## begin Document

This code is set up to work with python (I developed it with 3.9.4) and virtualenv. You can use these by executing (from this directory):

virtualenv .venv
source .venv/bin/activate

pip install -r requirements.txt

What this Does

The scripts here all have optional support for two kinds of conferences:

  1. A conference with only "individual papers" – that is, individual talks are submitted, and the algorithm bundles these into sessions of a given size.
  2. A conference with both "individual papers" and "sessions" – that is, where a session organizer submitted a set of talks that should be kept together.

Also, these scripts have support for "blocks" in your conference – different categories of time-slot, where users can choose which blocks they are willing to present in. (Think, for example, of users picking between different times of day that are consistent with their local timezone for an online conference.)

In general, the algorithm here will perform the following steps:

  1. Assess the similarity between all of the paper and session abstracts in your meeting. There's a number of ways to do this, including LDA topic-modeling approaches and WordVec (word embedding) based solutions.
  2. Create an initial randomized schedule, consistent with user block preferences (if you're using those).
  3. Optimize that random schedule, by randomly swapping talks/sessions, with the goal of:
    • Maximizing the similarity within a session (i.e., putting papers together that are similar)
    • Minimizing the similarity between sessions in the same time-slot (i.e., reducing the incentive for people to jump between sessions)

There are two sets of sample data here – ISH2019 and ISH2021. The former was testing data, and only includes individual paper submissions. The latter was real data for the first schedule of the ISHPSSB 2021 conference, and includes both individual papers and sessions.

Details

Brief details about the scripts found in the src directory can be found here. In general, all of the parameters that you can configure for these scripts can be passed on the command line, and you can learn about them by calling python <script.py> --help.

Note: For all three of the similarity scripts, if you are using both individual papers and sessions, you should pass all of the individual paper abstract files followed by all of the session abstract files. This will produce the right kind of combined document similarity matrix that is needed for the optimization script later on.

Similarity-LDA.py — Compute similarity with topic models

The first of three different algorithms for computing document similarity, this code creates topic models from the documents in the corpus, and then measures the distance between the representations of each talk or session in terms of those topics.

The major tunable parameters in this script are --num-topics and --passes. The former sets the number of topics, and should be evaluated by examining the metrics calculated for the models that result (there are scripts for looking at these in the two example folders). The latter sets the number of passes through the corpus for model training. In general, higher is better at the expense of more time spent training the models.

By default, the distance between document vectors is computed with cosine similarity; you can switch to Hellinger distance by passing --hellinger.

## end Document
## begin Recorded information

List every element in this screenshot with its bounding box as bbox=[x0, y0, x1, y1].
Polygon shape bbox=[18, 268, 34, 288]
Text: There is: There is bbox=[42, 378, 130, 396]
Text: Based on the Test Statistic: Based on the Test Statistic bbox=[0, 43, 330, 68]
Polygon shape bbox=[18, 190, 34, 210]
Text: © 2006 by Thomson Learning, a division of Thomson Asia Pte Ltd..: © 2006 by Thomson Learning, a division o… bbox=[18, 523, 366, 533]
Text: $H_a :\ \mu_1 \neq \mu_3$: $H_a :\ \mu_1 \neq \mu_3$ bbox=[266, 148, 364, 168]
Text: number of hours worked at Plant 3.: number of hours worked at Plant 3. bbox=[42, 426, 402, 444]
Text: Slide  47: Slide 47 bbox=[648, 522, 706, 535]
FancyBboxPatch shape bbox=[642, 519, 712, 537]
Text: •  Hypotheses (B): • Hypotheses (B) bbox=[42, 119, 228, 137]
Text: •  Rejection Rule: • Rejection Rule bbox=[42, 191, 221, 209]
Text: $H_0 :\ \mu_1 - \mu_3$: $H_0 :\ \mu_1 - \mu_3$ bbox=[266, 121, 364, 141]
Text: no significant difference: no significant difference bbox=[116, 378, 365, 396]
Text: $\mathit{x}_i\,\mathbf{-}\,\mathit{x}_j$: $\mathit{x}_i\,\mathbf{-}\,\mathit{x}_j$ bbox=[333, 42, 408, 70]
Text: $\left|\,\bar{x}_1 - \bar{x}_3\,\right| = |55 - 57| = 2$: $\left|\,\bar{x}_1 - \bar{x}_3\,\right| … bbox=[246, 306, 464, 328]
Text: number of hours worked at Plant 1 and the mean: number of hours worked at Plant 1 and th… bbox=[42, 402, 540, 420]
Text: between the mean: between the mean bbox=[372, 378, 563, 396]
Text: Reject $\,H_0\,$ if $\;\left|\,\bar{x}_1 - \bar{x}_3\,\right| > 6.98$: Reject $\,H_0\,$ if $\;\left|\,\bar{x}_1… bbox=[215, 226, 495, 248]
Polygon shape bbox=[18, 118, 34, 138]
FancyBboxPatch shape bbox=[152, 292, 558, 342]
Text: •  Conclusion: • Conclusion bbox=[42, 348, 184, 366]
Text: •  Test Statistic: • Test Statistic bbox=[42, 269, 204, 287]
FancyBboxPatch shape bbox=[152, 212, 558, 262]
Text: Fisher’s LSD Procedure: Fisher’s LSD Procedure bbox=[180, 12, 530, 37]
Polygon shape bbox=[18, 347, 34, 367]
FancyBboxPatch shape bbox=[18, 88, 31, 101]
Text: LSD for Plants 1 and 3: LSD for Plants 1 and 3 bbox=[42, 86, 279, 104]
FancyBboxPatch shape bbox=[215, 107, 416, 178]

## end Recorded information

Problems:
A. Answer these questions using the README on the conference-scheduling scripts, one answer per line, marked the same way:
(i) Which Python version was the code developed with?
(ii) Which of the two sample data sets contains only individual paper submissions?
(iii) Which command-line option makes the LDA similarity script use Hellinger distance?
B. From the README on the conference-scheduling scripts, write out the passage that begins at the words "The major tunable" and ends after "training the models.".
C. Continue the README on the conference-scheduling scripts from the point where it stops.

Answers to the tasks:
A.
(i) 3.9.4
(ii) ISH2019
(iii) --hellinger

B.
The major tunable parameters in this script are --num-topics and --passes. The former sets the number of topics, and should be evaluated by examining the metrics calculated for the models that result (there are scripts for looking at these in the two example folders). The latter sets the number of passes through the corpus for model training. In general, higher is better at the expense of more time spent training the models.

C.
Similarity-WordVecWMD.py — Compute similarity with Word Mover Distance

This script uses the GloVe model for word embeddings to describe the positions of documents in semantic space, then computes the distance between them using Word Mover Distance (roughly, the amount of effort that would be required to transform the probability distribution of document A into that of document B).

There's no tuning for this algorithm. It is extremely resource intensive, and often CPU-limited; it will run in parallel to the extent possible on your hardware.

Similarity-WordVecSoftCosine.py — Compute similarity with soft cosine distance

This script also uses the GloVe model for word embeddings, but calculates distance between document vectors using soft cosine. It is much faster than WMD, though in my testing it produces lower quality results.

RandomSchedule.py — Generate random schedule

This script creates a random schedule (possibly taking into account consistency with preferences about blocks). Pass it the structure of blocks, time-slots, and sessions for your conference.

OptimizeSchedule.py — Optimize schedule

This script performs random swaps to attempt to produce an optimal schedule, using simulated annealing. There are a number of tunable parameters for this algorithm, though in the vast majority of cases the defaults will be acceptable.

Raising the value of --alpha from 0.99 to, e.g., 0.999 will allow for more exploration of the space away from local optima, but will increase time and may decrease final output quality. Note that --iterations is an upper bound; the algorithm will stop when it fails to produce an increase in solution quality for 1000 consecutive iterations.

The entire algorithm will be run --runs times (default 200), and the final script will print the best solution found among those runs.

PrintSchedule.py — Print readable schedule

This script prints a basic, readable version of the optimized schedule to stdout.

License and History

This code copyright 2021 Charles H. Pence and released under the GNU GPL v3. See LICENSE.txt.

This code is based upon the Automated Conference Scheduler code by Prashanti Manda, copyright 2014 and released under the GNU GPL. For information about that original project, see README-original.md.